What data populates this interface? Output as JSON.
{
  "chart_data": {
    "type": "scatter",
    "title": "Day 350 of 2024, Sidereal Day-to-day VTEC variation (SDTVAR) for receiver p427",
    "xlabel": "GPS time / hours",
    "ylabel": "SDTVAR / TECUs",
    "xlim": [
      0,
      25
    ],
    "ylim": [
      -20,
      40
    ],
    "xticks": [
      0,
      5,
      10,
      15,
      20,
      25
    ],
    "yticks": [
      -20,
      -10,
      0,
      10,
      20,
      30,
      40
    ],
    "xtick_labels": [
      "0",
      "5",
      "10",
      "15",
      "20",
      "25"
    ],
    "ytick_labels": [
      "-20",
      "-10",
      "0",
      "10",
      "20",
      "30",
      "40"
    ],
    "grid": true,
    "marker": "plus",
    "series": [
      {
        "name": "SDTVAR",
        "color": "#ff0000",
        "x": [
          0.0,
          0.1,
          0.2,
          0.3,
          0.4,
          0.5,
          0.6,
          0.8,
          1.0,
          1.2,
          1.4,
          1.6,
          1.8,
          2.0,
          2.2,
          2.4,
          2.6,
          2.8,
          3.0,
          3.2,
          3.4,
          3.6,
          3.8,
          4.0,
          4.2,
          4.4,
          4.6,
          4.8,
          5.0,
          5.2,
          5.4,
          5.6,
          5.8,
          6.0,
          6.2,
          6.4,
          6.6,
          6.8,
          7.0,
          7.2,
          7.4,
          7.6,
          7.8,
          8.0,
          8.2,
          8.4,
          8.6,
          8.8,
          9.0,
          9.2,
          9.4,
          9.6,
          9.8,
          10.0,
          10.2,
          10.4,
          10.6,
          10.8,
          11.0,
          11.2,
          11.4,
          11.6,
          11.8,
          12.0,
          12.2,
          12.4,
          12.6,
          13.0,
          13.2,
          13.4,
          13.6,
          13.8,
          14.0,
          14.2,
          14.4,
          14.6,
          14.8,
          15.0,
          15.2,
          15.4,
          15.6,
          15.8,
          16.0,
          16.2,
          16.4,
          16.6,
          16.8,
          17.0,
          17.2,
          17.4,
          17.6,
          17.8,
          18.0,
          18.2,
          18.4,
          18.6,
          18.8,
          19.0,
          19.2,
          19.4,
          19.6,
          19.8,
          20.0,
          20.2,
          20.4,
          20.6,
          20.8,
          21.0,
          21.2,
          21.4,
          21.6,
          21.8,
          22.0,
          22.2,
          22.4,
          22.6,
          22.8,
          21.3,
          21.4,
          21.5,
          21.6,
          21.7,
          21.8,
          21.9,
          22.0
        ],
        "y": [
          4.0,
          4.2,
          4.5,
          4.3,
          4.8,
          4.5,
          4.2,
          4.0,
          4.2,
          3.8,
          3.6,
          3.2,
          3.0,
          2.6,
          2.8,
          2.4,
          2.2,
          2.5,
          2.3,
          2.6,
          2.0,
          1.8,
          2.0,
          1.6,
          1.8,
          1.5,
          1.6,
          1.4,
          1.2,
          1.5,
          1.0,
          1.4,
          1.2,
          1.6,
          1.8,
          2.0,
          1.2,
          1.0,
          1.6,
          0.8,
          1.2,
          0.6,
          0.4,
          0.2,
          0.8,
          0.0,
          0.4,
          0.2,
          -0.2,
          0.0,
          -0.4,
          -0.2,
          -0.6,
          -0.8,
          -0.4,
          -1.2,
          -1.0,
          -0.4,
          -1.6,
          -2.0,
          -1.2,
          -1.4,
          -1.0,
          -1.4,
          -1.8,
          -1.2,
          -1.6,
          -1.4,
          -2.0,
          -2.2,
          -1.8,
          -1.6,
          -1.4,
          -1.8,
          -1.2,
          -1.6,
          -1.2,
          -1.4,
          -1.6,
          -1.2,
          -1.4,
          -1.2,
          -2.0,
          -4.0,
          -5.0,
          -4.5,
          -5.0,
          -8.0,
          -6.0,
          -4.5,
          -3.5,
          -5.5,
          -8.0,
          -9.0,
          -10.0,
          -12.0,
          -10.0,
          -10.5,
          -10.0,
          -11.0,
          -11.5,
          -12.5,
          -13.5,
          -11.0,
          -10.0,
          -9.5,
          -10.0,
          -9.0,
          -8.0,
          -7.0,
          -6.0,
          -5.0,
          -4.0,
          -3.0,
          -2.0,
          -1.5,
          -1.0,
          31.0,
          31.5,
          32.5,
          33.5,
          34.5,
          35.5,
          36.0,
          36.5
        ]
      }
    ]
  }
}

==

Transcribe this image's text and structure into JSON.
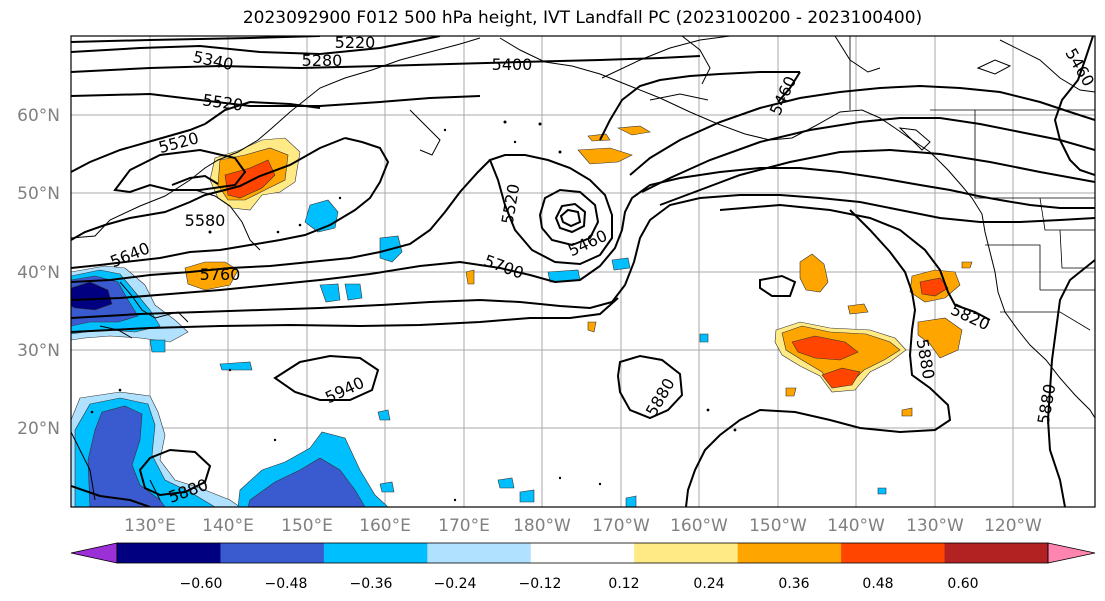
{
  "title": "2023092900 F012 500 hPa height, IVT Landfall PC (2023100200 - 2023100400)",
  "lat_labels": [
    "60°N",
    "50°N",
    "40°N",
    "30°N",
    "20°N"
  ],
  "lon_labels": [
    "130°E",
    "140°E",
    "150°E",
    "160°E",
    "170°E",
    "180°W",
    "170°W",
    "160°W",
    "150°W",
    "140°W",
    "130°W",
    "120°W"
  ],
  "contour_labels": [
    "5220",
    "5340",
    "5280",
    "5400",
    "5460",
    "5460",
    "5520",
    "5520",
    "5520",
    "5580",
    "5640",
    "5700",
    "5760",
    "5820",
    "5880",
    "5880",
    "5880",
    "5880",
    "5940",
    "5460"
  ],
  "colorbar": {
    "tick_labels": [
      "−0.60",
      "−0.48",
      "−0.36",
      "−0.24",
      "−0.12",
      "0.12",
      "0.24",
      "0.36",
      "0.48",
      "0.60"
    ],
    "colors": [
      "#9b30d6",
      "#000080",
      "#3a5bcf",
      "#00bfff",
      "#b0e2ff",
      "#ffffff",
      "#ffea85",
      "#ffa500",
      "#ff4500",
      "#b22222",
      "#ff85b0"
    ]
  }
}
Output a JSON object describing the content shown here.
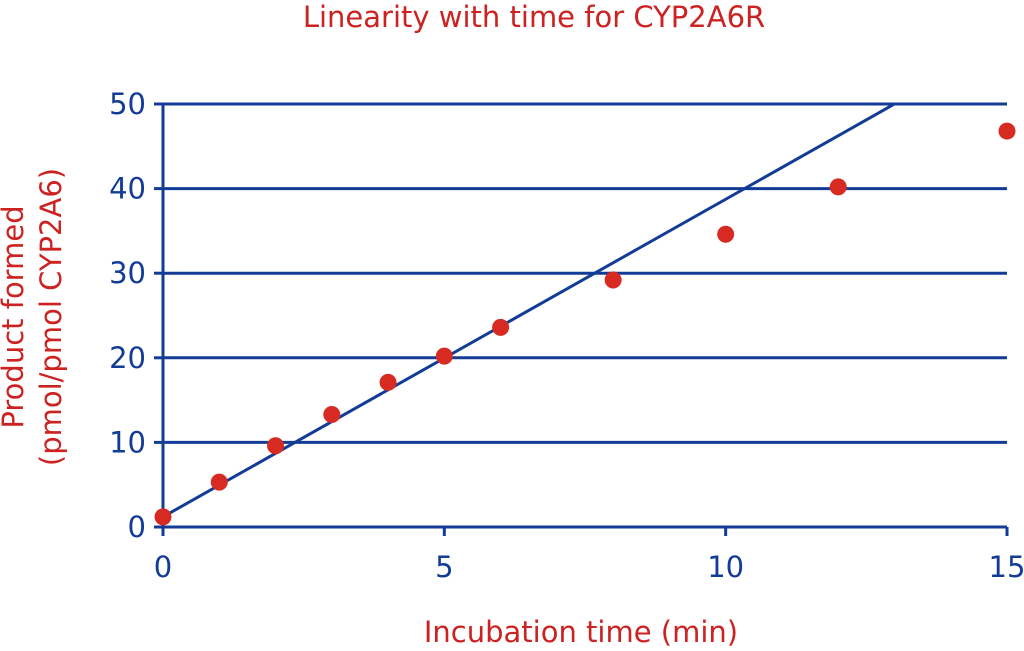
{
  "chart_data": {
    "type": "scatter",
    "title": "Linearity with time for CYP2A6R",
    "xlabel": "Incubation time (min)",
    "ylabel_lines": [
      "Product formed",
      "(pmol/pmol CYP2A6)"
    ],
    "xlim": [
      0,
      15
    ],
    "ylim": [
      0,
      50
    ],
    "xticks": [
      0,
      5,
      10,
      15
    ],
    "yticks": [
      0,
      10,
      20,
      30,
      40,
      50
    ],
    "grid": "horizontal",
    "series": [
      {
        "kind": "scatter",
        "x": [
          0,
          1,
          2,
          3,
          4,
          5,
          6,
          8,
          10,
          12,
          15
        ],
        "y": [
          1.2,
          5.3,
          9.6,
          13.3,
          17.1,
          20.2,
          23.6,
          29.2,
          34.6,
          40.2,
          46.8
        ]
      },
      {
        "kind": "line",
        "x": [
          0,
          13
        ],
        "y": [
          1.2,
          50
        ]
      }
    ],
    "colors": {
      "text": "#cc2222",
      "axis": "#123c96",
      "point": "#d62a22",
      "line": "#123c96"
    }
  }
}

### What you will do
From the entries, report each line that includes the word "SDTVAR".

### Exercise response
    "title": "Day 350 of 2024, Sidereal Day-to-day VTEC variation (SDTVAR) for receiver p427",
    "ylabel": "SDTVAR / TECUs",
        "name": "SDTVAR",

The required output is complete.